[BEGIN DATA FOR THE TASK]
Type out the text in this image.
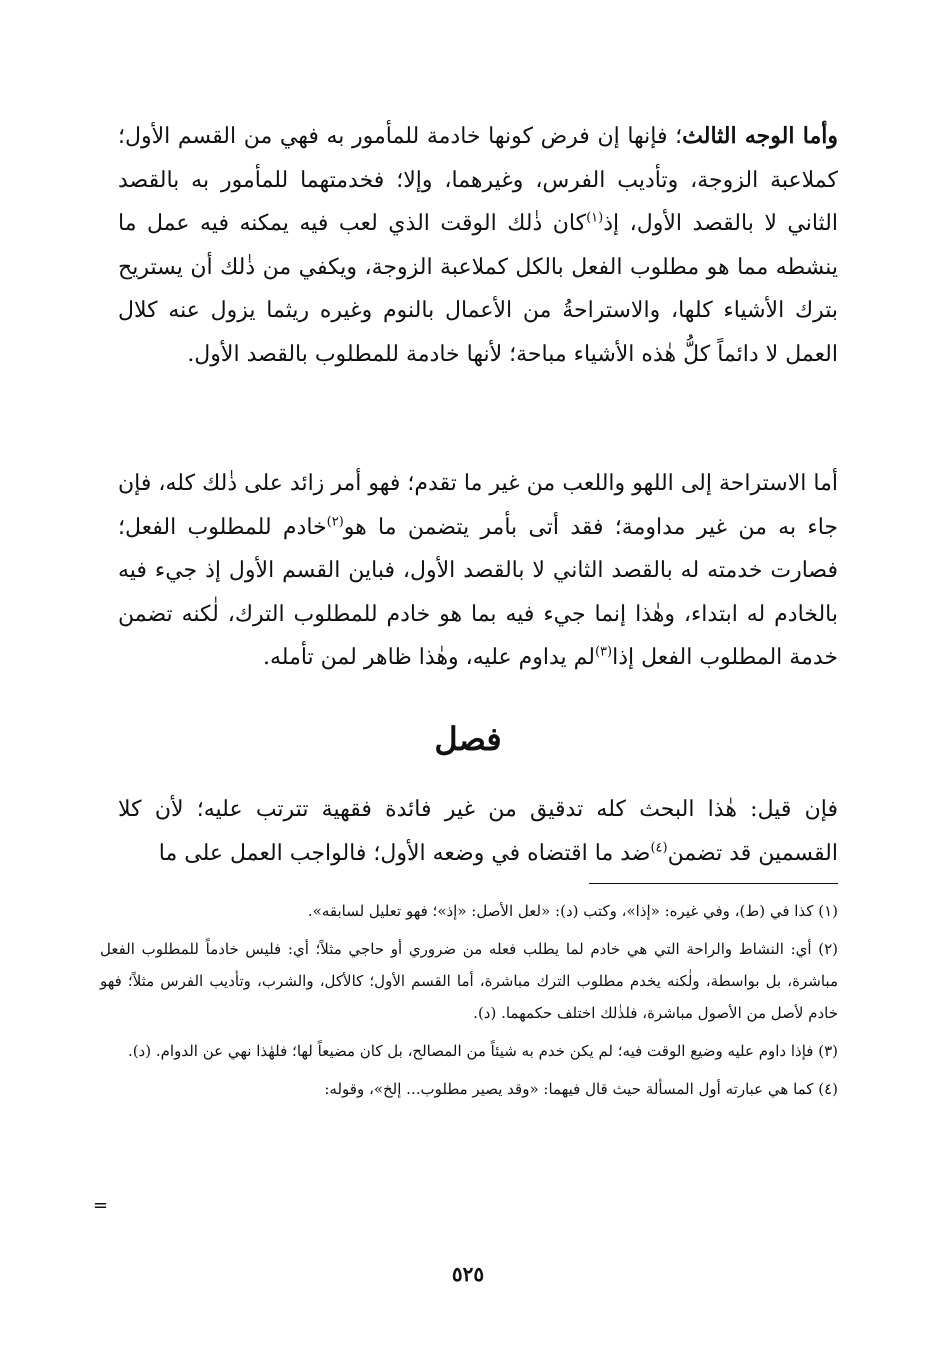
وأما الوجه الثالث؛ فإنها إن فرض كونها خادمة للمأمور به فهي من القسم الأول؛ كملاعبة الزوجة، وتأديب الفرس، وغيرهما، وإلا؛ فخدمتهما للمأمور به بالقصد الثاني لا بالقصد الأول، إذ$^{(١)}$كان ذٰلك الوقت الذي لعب فيه يمكنه فيه عمل ما ينشطه مما هو مطلوب الفعل بالكل كملاعبة الزوجة، ويكفي من ذٰلك أن يستريح بترك الأشياء كلها، والاستراحةُ من الأعمال بالنوم وغيره ريثما يزول عنه كلال العمل لا دائماً كلُّ هٰذه الأشياء مباحة؛ لأنها خادمة للمطلوب بالقصد الأول.

أما الاستراحة إلى اللهو واللعب من غير ما تقدم؛ فهو أمر زائد على ذٰلك كله، فإن جاء به من غير مداومة؛ فقد أتى بأمر يتضمن ما هو$^{(٢)}$خادم للمطلوب الفعل؛ فصارت خدمته له بالقصد الثاني لا بالقصد الأول، فباين القسم الأول إذ جيء فيه بالخادم له ابتداء، وهٰذا إنما جيء فيه بما هو خادم للمطلوب الترك، لٰكنه تضمن خدمة المطلوب الفعل إذا$^{(٣)}$لم يداوم عليه، وهٰذا ظاهر لمن تأمله.

فصل

فإن قيل: هٰذا البحث كله تدقيق من غير فائدة فقهية تترتب عليه؛ لأن كلا القسمين قد تضمن$^{(٤)}$ضد ما اقتضاه في وضعه الأول؛ فالواجب العمل على ما

(١) كذا في (ط)، وفي غيره: «إذا»، وكتب (د): «لعل الأصل: «إذ»؛ فهو تعليل لسابقه».

(٢) أي: النشاط والراحة التي هي خادم لما يطلب فعله من ضروري أو حاجي مثلاً؛ أي: فليس خادماً للمطلوب الفعل مباشرة، بل بواسطة، ولٰكنه يخدم مطلوب الترك مباشرة، أما القسم الأول؛ كالأكل، والشرب، وتأديب الفرس مثلاً؛ فهو خادم لأصل من الأصول مباشرة، فلذٰلك اختلف حكمهما. (د).

(٣) فإذا داوم عليه وضيع الوقت فيه؛ لم يكن خدم به شيئاً من المصالح، بل كان مضيعاً لها؛ فلهٰذا نهي عن الدوام. (د).

(٤) كما هي عبارته أول المسألة حيث قال فيهما: «وقد يصير مطلوب... إلخ»، وقوله:

=

٥٢٥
[END DATA FOR THE TASK]
Filter the records above for lines containing the word "للمطلوب", and copy those lines.

* [RESULT FOR THIS TASK]:
وأما الوجه الثالث؛ فإنها إن فرض كونها خادمة للمأمور به فهي من القسم الأول؛ كملاعبة الزوجة، وتأديب الفرس، وغيرهما، وإلا؛ فخدمتهما للمأمور به بالقصد الثاني لا بالقصد الأول، إذ$^{(١)}$كان ذٰلك الوقت الذي لعب فيه يمكنه فيه عمل ما ينشطه مما هو مطلوب الفعل بالكل كملاعبة الزوجة، ويكفي من ذٰلك أن يستريح بترك الأشياء كلها، والاستراحةُ من الأعمال بالنوم وغيره ريثما يزول عنه كلال العمل لا دائماً كلُّ هٰذه الأشياء مباحة؛ لأنها خادمة للمطلوب بالقصد الأول.
أما الاستراحة إلى اللهو واللعب من غير ما تقدم؛ فهو أمر زائد على ذٰلك كله، فإن جاء به من غير مداومة؛ فقد أتى بأمر يتضمن ما هو$^{(٢)}$خادم للمطلوب الفعل؛ فصارت خدمته له بالقصد الثاني لا بالقصد الأول، فباين القسم الأول إذ جيء فيه بالخادم له ابتداء، وهٰذا إنما جيء فيه بما هو خادم للمطلوب الترك، لٰكنه تضمن خدمة المطلوب الفعل إذا$^{(٣)}$لم يداوم عليه، وهٰذا ظاهر لمن تأمله.
(٢) أي: النشاط والراحة التي هي خادم لما يطلب فعله من ضروري أو حاجي مثلاً؛ أي: فليس خادماً للمطلوب الفعل مباشرة، بل بواسطة، ولٰكنه يخدم مطلوب الترك مباشرة، أما القسم الأول؛ كالأكل، والشرب، وتأديب الفرس مثلاً؛ فهو خادم لأصل من الأصول مباشرة، فلذٰلك اختلف حكمهما. (د).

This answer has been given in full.